## WRITTEN PROBLEM
Return every line of the listing below exactly as it appears.

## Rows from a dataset
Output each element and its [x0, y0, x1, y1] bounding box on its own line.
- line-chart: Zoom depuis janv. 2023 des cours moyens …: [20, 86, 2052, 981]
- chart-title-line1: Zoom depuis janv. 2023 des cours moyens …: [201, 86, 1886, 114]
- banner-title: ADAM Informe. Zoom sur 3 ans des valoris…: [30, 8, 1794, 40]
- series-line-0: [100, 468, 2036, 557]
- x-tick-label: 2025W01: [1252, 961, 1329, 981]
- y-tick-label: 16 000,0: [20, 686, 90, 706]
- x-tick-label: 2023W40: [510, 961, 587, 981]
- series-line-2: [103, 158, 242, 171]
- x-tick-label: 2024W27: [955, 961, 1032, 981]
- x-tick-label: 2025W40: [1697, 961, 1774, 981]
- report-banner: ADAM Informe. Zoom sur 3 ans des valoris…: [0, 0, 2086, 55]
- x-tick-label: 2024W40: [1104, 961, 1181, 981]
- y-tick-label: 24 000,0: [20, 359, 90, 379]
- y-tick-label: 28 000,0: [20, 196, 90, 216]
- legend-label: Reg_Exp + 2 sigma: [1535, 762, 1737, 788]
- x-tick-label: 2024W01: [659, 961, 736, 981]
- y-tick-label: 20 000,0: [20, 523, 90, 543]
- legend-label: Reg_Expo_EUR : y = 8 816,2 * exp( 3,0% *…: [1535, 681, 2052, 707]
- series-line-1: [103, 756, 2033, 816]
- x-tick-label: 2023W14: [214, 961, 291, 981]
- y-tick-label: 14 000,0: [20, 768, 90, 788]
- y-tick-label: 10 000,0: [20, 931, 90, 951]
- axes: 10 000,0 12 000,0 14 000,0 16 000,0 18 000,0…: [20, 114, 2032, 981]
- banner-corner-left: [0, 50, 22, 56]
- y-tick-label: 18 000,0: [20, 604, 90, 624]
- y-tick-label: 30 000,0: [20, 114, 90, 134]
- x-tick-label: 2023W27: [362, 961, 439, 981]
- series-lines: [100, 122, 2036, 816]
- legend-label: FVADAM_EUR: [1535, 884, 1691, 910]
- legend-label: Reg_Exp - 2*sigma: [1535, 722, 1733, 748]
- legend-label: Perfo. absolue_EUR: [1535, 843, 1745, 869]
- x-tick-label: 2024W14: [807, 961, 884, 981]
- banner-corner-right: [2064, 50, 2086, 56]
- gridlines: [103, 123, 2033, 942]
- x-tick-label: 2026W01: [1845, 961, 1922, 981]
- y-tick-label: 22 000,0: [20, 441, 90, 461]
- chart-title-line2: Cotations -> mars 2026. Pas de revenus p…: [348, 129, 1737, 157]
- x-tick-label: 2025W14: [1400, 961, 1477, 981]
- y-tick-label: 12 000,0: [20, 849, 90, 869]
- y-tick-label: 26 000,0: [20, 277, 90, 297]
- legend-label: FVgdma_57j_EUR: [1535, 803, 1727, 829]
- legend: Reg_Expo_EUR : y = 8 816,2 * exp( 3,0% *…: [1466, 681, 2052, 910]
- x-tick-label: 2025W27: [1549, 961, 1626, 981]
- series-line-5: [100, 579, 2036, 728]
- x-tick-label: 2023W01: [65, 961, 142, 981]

## COMPLETE ANSWER
Output each element and its [x0, y0, x1, y1] bounding box on its own line.
- line-chart: Zoom depuis janv. 2023 des cours moyens …: [20, 86, 2052, 981]
- chart-title-line1: Zoom depuis janv. 2023 des cours moyens …: [201, 86, 1886, 114]
- banner-title: ADAM Informe. Zoom sur 3 ans des valoris…: [30, 8, 1794, 40]
- series-line-0: [100, 468, 2036, 557]
- x-tick-label: 2025W01: [1252, 961, 1329, 981]
- y-tick-label: 16 000,0: [20, 686, 90, 706]
- x-tick-label: 2023W40: [510, 961, 587, 981]
- series-line-2: [103, 158, 242, 171]
- x-tick-label: 2024W27: [955, 961, 1032, 981]
- x-tick-label: 2025W40: [1697, 961, 1774, 981]
- report-banner: ADAM Informe. Zoom sur 3 ans des valoris…: [0, 0, 2086, 55]
- x-tick-label: 2024W40: [1104, 961, 1181, 981]
- y-tick-label: 24 000,0: [20, 359, 90, 379]
- y-tick-label: 28 000,0: [20, 196, 90, 216]
- legend-label: Reg_Exp + 2 sigma: [1535, 762, 1737, 788]
- x-tick-label: 2024W01: [659, 961, 736, 981]
- y-tick-label: 20 000,0: [20, 523, 90, 543]
- legend-label: Reg_Expo_EUR : y = 8 816,2 * exp( 3,0% *…: [1535, 681, 2052, 707]
- series-line-1: [103, 756, 2033, 816]
- x-tick-label: 2023W14: [214, 961, 291, 981]
- y-tick-label: 14 000,0: [20, 768, 90, 788]
- y-tick-label: 10 000,0: [20, 931, 90, 951]
- axes: 10 000,0 12 000,0 14 000,0 16 000,0 18 000,0…: [20, 114, 2032, 981]
- banner-corner-left: [0, 50, 22, 56]
- y-tick-label: 18 000,0: [20, 604, 90, 624]
- y-tick-label: 30 000,0: [20, 114, 90, 134]
- x-tick-label: 2023W27: [362, 961, 439, 981]
- series-lines: [100, 122, 2036, 816]
- legend-label: FVADAM_EUR: [1535, 884, 1691, 910]
- legend-label: Reg_Exp - 2*sigma: [1535, 722, 1733, 748]
- legend-label: Perfo. absolue_EUR: [1535, 843, 1745, 869]
- x-tick-label: 2024W14: [807, 961, 884, 981]
- banner-corner-right: [2064, 50, 2086, 56]
- gridlines: [103, 123, 2033, 942]
- x-tick-label: 2026W01: [1845, 961, 1922, 981]
- y-tick-label: 22 000,0: [20, 441, 90, 461]
- chart-title-line2: Cotations -> mars 2026. Pas de revenus p…: [348, 129, 1737, 157]
- x-tick-label: 2025W14: [1400, 961, 1477, 981]
- y-tick-label: 12 000,0: [20, 849, 90, 869]
- y-tick-label: 26 000,0: [20, 277, 90, 297]
- legend-label: FVgdma_57j_EUR: [1535, 803, 1727, 829]
- legend: Reg_Expo_EUR : y = 8 816,2 * exp( 3,0% *…: [1466, 681, 2052, 910]
- x-tick-label: 2025W27: [1549, 961, 1626, 981]
- series-line-5: [100, 579, 2036, 728]
- x-tick-label: 2023W01: [65, 961, 142, 981]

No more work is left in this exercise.